# [Série de tâches]
**1.** Recopiez fidèlement le passage de l'extrait sur la réaction de Washington qui commence par « Pour ce proche » et se termine par « faisait aucun doute. ».
**2.** D'après l'extrait sur la réaction de Washington, en échange de combien de prisonniers palestiniens Gilad Shalit a-t-il été libéré en octobre 2011 ?

# [Extrait]

= = =

Condamnation sans équivoque de Washington
« Pour le moment, la principale préoccupation est le soldat », a déclaré Antony Blinken, directeur adjoint du Conseil de sécurité nationale, cabinet de politique étrangère de Barack Obama.
« S’il a été fait prisonnier, il doit être relâché », a-t-il ajouté, conscient du traumatisme qu’avait représenté le rapt en juin 2006 du soldat franco-israélien Gilad Shalit. Son enlèvement avait déclenché cinq mois d’opérations militaires à Gaza. Il a finalement été libéré en octobre 2011 en échange de 1 027 prisonniers palestiniens.
Pour ce proche conseiller du président américain, « l’attaque surprise du Hamas » qui a « profité du cessez-le-feu » est « absolument scandaleuse ». « Nous espérons que le reste du monde se joindra à nous pour la condamner », a-t-il déclaré sur MSNBC, comme pour mieux souligner que la répartition des responsabilités ne faisait aucun doute.
Il a précisé que M. Kerry, actuellement en déplacement en Inde, s’était entretenu par téléphone vendredi matin avec le Premier ministre israélien Benjamin Netanyahu.

= = =

Données d'analyse de la mise en page
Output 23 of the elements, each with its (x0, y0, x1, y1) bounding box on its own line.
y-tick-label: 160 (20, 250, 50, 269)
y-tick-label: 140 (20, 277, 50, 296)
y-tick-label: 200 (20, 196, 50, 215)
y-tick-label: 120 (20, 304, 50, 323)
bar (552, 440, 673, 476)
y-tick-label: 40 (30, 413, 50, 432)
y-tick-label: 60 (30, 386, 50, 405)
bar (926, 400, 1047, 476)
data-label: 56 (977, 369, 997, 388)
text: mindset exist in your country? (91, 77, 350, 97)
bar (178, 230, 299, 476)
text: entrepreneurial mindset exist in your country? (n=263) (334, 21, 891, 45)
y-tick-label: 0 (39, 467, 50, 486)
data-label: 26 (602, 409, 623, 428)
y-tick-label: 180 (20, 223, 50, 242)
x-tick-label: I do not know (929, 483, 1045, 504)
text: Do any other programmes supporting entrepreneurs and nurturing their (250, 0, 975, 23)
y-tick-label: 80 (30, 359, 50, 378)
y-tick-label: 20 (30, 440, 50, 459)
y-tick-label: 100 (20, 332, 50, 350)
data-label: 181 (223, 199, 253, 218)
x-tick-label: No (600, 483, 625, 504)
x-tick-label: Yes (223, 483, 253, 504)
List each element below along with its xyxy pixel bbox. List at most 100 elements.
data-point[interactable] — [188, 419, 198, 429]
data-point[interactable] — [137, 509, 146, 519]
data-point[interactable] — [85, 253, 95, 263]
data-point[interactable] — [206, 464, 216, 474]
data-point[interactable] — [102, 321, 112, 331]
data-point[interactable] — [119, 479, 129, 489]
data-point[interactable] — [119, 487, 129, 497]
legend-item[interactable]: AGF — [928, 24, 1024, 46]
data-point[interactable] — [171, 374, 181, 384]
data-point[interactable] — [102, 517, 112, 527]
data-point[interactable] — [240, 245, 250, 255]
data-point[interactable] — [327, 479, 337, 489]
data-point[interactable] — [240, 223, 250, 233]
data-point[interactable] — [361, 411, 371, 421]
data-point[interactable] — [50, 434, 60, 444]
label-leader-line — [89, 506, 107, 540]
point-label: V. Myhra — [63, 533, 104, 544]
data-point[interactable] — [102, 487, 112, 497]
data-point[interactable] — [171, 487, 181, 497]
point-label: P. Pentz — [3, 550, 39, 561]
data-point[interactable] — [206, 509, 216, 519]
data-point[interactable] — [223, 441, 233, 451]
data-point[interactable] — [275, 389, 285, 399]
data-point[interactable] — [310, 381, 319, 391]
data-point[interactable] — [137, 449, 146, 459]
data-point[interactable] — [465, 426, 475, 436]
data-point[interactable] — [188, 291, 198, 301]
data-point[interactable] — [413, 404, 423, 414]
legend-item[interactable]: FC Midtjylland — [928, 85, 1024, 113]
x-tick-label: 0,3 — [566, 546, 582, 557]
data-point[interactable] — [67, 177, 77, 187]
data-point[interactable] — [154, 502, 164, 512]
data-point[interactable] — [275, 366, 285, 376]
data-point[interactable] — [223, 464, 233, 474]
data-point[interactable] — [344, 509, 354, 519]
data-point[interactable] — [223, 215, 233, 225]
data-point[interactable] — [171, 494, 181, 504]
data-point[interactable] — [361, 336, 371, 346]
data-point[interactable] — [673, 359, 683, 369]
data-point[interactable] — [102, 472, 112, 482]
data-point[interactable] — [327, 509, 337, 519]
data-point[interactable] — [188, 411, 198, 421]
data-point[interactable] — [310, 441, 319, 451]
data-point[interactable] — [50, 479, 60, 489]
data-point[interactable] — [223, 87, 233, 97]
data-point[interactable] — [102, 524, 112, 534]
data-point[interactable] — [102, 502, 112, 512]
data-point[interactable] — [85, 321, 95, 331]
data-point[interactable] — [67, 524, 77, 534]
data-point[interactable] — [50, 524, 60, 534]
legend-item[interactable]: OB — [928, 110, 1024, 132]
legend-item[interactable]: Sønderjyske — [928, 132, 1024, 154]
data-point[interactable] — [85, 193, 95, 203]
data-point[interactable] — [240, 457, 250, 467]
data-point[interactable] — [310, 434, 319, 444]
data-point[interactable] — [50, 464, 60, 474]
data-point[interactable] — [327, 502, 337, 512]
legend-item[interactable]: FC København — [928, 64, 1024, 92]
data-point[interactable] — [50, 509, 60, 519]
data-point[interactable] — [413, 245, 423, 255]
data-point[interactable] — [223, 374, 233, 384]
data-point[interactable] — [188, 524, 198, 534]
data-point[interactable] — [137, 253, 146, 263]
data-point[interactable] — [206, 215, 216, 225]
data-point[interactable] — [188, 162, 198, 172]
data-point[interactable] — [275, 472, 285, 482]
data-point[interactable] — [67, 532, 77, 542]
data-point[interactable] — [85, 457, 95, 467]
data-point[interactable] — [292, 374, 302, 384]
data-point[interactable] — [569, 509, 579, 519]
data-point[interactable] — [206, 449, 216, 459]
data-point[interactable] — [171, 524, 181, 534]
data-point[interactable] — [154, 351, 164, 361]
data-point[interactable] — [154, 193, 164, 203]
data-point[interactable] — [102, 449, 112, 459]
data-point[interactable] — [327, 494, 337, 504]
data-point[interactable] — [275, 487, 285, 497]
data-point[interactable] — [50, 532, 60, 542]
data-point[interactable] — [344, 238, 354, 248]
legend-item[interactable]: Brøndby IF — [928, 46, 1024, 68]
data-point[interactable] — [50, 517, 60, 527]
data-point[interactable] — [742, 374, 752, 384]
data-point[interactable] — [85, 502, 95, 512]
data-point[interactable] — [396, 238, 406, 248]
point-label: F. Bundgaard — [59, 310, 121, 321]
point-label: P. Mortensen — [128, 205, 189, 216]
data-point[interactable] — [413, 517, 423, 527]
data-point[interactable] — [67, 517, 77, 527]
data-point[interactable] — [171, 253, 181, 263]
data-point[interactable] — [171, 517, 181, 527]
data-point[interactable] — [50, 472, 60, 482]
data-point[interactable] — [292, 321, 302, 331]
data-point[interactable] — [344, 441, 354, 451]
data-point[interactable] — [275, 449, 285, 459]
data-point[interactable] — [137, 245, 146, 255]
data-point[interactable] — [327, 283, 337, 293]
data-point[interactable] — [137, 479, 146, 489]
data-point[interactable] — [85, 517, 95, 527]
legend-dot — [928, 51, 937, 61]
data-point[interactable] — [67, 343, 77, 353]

= = =

# [Réponses aux tâches]
**1.**
Pour ce proche conseiller du président américain, « l’attaque surprise du Hamas » qui a « profité du cessez-le-feu » est « absolument scandaleuse ». « Nous espérons que le reste du monde se joindra à nous pour la condamner », a-t-il déclaré sur MSNBC, comme pour mieux souligner que la répartition des responsabilités ne faisait aucun doute.

**2.** En échange de 1 027 prisonniers palestiniens.